[Items from a data source]
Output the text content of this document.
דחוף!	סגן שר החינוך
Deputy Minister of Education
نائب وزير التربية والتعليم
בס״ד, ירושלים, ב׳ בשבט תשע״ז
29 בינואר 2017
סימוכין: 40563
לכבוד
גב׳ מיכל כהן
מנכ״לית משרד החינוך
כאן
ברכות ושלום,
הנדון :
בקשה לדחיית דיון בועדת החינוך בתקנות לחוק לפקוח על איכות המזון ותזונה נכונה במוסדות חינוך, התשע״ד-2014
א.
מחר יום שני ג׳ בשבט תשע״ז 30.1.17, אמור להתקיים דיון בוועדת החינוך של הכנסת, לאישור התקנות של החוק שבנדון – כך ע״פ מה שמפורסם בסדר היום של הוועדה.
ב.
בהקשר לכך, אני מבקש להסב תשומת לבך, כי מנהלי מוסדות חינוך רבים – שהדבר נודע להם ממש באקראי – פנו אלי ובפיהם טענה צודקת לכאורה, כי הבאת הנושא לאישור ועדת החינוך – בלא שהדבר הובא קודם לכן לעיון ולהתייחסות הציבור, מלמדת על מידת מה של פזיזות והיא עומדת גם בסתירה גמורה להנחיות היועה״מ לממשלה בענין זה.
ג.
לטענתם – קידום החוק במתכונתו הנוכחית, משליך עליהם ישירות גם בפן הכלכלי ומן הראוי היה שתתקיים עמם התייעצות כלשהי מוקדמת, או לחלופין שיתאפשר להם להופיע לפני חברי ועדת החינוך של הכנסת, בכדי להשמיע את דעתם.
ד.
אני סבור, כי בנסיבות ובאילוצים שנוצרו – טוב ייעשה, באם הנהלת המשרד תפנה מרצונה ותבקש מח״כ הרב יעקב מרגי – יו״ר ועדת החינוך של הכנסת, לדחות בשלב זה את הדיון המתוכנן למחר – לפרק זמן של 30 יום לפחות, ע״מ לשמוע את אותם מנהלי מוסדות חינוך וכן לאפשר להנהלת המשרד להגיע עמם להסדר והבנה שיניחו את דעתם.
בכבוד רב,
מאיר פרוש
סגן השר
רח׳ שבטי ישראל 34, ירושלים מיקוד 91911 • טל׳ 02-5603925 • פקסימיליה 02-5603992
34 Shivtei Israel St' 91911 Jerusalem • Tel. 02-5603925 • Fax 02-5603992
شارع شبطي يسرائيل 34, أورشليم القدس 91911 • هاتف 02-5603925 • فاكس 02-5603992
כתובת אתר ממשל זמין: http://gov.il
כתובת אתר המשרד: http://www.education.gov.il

» Description of the task
Restate the listing in full, word for word.

» Problem solution
Output the text content of this document.
דחוף!	סגן שר החינוך
Deputy Minister of Education
نائب وزير التربية والتعليم
בס״ד, ירושלים, ב׳ בשבט תשע״ז
29 בינואר 2017
סימוכין: 40563
לכבוד
גב׳ מיכל כהן
מנכ״לית משרד החינוך
כאן
ברכות ושלום,
הנדון :
בקשה לדחיית דיון בועדת החינוך בתקנות לחוק לפקוח על איכות המזון ותזונה נכונה במוסדות חינוך, התשע״ד-2014
א.
מחר יום שני ג׳ בשבט תשע״ז 30.1.17, אמור להתקיים דיון בוועדת החינוך של הכנסת, לאישור התקנות של החוק שבנדון – כך ע״פ מה שמפורסם בסדר היום של הוועדה.
ב.
בהקשר לכך, אני מבקש להסב תשומת לבך, כי מנהלי מוסדות חינוך רבים – שהדבר נודע להם ממש באקראי – פנו אלי ובפיהם טענה צודקת לכאורה, כי הבאת הנושא לאישור ועדת החינוך – בלא שהדבר הובא קודם לכן לעיון ולהתייחסות הציבור, מלמדת על מידת מה של פזיזות והיא עומדת גם בסתירה גמורה להנחיות היועה״מ לממשלה בענין זה.
ג.
לטענתם – קידום החוק במתכונתו הנוכחית, משליך עליהם ישירות גם בפן הכלכלי ומן הראוי היה שתתקיים עמם התייעצות כלשהי מוקדמת, או לחלופין שיתאפשר להם להופיע לפני חברי ועדת החינוך של הכנסת, בכדי להשמיע את דעתם.
ד.
אני סבור, כי בנסיבות ובאילוצים שנוצרו – טוב ייעשה, באם הנהלת המשרד תפנה מרצונה ותבקש מח״כ הרב יעקב מרגי – יו״ר ועדת החינוך של הכנסת, לדחות בשלב זה את הדיון המתוכנן למחר – לפרק זמן של 30 יום לפחות, ע״מ לשמוע את אותם מנהלי מוסדות חינוך וכן לאפשר להנהלת המשרד להגיע עמם להסדר והבנה שיניחו את דעתם.
בכבוד רב,
מאיר פרוש
סגן השר
רח׳ שבטי ישראל 34, ירושלים מיקוד 91911 • טל׳ 02-5603925 • פקסימיליה 02-5603992
34 Shivtei Israel St' 91911 Jerusalem • Tel. 02-5603925 • Fax 02-5603992
شارع شبطي يسرائيل 34, أورشليم القدس 91911 • هاتف 02-5603925 • فاكس 02-5603992
כתובת אתר ממשל זמין: http://gov.il
כתובת אתר המשרד: http://www.education.gov.il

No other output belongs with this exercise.